> [Work instructions]: Seek out every line containing the word "data", and copy each.

─── Provided material

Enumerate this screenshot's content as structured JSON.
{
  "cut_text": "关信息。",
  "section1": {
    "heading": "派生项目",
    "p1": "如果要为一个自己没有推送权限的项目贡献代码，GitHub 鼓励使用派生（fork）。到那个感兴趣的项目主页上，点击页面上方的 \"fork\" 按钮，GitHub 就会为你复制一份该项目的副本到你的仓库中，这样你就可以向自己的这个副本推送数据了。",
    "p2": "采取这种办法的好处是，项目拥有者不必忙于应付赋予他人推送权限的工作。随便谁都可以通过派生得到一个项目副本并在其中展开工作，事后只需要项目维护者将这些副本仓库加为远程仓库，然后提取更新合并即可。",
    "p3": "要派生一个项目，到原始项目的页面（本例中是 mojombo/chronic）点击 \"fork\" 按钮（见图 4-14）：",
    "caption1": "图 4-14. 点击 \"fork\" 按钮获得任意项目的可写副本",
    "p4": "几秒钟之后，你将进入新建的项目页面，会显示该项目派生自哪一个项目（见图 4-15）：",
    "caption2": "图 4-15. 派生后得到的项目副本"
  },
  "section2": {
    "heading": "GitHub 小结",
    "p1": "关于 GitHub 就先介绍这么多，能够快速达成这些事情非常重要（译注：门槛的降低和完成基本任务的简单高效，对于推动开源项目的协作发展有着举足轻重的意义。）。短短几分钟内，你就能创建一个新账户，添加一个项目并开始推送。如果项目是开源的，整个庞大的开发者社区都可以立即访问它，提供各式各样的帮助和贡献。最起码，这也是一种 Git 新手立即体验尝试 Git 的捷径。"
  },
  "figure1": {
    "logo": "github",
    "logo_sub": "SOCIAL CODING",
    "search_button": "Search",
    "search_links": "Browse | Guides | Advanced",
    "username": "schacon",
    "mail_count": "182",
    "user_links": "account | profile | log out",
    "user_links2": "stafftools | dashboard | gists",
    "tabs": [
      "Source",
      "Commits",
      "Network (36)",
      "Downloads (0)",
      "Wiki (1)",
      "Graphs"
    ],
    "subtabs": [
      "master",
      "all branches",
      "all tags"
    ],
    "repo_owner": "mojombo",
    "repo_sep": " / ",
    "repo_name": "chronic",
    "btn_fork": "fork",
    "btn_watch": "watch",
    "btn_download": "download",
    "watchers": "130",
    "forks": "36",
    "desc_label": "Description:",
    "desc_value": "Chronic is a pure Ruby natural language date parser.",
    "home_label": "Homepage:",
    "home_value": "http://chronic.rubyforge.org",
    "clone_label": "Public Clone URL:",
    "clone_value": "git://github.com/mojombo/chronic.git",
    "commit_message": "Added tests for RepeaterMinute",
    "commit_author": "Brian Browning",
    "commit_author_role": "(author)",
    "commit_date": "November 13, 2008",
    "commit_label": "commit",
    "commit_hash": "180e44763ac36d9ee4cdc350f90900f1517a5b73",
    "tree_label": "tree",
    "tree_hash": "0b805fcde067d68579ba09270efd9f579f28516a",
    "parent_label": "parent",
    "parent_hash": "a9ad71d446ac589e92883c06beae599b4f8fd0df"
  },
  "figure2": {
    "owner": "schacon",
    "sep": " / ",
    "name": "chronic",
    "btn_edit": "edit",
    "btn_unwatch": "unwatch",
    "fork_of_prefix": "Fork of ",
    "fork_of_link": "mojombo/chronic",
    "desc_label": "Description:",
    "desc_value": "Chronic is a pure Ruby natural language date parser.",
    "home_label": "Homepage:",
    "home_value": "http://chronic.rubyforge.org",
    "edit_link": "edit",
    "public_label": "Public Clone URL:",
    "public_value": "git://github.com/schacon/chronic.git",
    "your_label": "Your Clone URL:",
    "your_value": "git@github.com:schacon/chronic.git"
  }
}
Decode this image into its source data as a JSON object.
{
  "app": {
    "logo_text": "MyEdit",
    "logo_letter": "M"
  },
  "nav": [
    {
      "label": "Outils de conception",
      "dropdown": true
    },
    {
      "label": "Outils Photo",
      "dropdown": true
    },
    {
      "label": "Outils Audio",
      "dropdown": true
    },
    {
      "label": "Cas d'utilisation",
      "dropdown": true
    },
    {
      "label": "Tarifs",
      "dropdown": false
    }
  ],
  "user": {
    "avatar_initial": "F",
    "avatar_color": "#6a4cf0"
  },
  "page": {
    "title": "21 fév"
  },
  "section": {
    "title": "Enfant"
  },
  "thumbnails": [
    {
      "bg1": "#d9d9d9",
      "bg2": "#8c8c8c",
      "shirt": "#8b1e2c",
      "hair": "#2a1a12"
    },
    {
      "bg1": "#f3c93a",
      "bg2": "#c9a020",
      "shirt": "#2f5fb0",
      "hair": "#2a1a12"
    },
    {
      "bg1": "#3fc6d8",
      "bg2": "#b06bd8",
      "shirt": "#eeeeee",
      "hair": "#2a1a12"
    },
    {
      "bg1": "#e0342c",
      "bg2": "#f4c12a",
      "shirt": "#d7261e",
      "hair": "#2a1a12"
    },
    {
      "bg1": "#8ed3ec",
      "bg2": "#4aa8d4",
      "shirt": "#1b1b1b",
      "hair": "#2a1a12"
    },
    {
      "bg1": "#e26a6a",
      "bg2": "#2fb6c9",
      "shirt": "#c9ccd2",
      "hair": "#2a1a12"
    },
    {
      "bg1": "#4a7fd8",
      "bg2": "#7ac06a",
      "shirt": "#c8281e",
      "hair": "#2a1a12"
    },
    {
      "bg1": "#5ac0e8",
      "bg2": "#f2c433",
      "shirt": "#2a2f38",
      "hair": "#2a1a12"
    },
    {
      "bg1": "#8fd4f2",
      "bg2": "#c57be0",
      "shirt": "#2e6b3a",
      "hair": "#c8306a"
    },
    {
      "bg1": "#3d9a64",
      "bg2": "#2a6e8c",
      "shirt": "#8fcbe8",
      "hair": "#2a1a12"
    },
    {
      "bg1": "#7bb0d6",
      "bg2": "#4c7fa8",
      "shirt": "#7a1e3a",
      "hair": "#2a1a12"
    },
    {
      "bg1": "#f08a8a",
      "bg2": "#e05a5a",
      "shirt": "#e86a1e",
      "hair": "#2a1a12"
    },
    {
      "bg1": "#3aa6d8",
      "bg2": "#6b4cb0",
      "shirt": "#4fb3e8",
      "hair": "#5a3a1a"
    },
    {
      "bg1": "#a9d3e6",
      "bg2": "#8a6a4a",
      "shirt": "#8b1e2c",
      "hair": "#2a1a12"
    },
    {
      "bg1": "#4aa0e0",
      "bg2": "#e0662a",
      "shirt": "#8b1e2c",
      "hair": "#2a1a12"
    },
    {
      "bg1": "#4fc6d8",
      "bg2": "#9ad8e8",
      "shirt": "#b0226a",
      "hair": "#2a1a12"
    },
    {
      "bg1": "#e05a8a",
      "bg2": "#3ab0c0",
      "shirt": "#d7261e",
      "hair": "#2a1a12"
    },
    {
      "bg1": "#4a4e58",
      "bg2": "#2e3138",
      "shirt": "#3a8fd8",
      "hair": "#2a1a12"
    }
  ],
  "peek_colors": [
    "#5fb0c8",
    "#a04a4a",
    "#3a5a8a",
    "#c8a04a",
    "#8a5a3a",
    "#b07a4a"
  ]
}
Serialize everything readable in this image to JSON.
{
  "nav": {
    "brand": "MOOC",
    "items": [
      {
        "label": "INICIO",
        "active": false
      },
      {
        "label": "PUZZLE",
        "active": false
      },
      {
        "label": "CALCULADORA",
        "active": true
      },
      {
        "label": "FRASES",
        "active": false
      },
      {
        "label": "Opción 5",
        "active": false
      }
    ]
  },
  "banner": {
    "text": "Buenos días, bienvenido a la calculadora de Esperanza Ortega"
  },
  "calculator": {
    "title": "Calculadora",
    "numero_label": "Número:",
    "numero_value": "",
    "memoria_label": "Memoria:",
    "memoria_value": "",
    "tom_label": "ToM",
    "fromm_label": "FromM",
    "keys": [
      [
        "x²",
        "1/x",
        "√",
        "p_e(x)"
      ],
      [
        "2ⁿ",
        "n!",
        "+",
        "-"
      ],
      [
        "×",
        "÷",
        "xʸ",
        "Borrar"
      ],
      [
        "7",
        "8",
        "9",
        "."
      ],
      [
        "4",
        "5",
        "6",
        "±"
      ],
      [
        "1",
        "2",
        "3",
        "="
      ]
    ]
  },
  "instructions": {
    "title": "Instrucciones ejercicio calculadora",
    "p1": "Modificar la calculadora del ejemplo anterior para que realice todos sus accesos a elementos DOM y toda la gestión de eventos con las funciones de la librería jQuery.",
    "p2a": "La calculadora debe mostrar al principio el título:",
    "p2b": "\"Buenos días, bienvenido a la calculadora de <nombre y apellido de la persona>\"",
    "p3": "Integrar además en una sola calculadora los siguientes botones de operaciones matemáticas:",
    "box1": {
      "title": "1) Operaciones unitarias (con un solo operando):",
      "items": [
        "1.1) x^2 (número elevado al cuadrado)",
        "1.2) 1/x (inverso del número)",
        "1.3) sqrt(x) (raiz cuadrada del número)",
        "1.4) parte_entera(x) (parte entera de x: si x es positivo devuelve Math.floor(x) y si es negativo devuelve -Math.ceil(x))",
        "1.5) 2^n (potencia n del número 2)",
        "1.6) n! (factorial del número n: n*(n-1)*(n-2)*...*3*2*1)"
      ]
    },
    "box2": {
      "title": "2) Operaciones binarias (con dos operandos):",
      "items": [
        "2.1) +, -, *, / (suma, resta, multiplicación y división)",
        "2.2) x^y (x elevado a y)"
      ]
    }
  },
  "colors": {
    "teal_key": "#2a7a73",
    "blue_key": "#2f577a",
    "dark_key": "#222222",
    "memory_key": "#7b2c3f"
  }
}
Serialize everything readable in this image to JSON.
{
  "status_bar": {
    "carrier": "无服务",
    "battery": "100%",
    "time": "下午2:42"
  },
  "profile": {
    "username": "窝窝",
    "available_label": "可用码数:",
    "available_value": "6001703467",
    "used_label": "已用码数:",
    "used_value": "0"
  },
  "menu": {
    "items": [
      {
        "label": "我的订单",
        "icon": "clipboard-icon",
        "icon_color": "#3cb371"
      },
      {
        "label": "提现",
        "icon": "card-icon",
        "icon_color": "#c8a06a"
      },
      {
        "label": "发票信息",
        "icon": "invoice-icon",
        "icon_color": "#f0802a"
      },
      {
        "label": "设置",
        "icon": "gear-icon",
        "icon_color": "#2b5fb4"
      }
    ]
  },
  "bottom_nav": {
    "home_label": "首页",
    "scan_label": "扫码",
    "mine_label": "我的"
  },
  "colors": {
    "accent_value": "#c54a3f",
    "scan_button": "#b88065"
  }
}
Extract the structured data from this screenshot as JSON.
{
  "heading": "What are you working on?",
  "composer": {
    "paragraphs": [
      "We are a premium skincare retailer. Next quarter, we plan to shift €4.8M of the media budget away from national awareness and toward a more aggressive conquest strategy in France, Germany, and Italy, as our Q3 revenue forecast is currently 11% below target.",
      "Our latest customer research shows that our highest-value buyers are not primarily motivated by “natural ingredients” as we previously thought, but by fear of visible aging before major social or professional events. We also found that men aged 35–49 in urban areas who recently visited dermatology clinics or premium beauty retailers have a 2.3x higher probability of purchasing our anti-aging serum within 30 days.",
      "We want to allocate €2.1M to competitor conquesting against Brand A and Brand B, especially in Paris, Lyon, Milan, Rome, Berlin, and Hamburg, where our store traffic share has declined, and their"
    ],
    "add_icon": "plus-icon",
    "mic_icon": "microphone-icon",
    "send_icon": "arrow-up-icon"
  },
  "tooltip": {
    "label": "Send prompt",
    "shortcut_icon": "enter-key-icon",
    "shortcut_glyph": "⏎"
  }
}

──────

> [Task response]:
Decode this image into its source data as a JSON object.
Extract the structured data from this screenshot as JSON.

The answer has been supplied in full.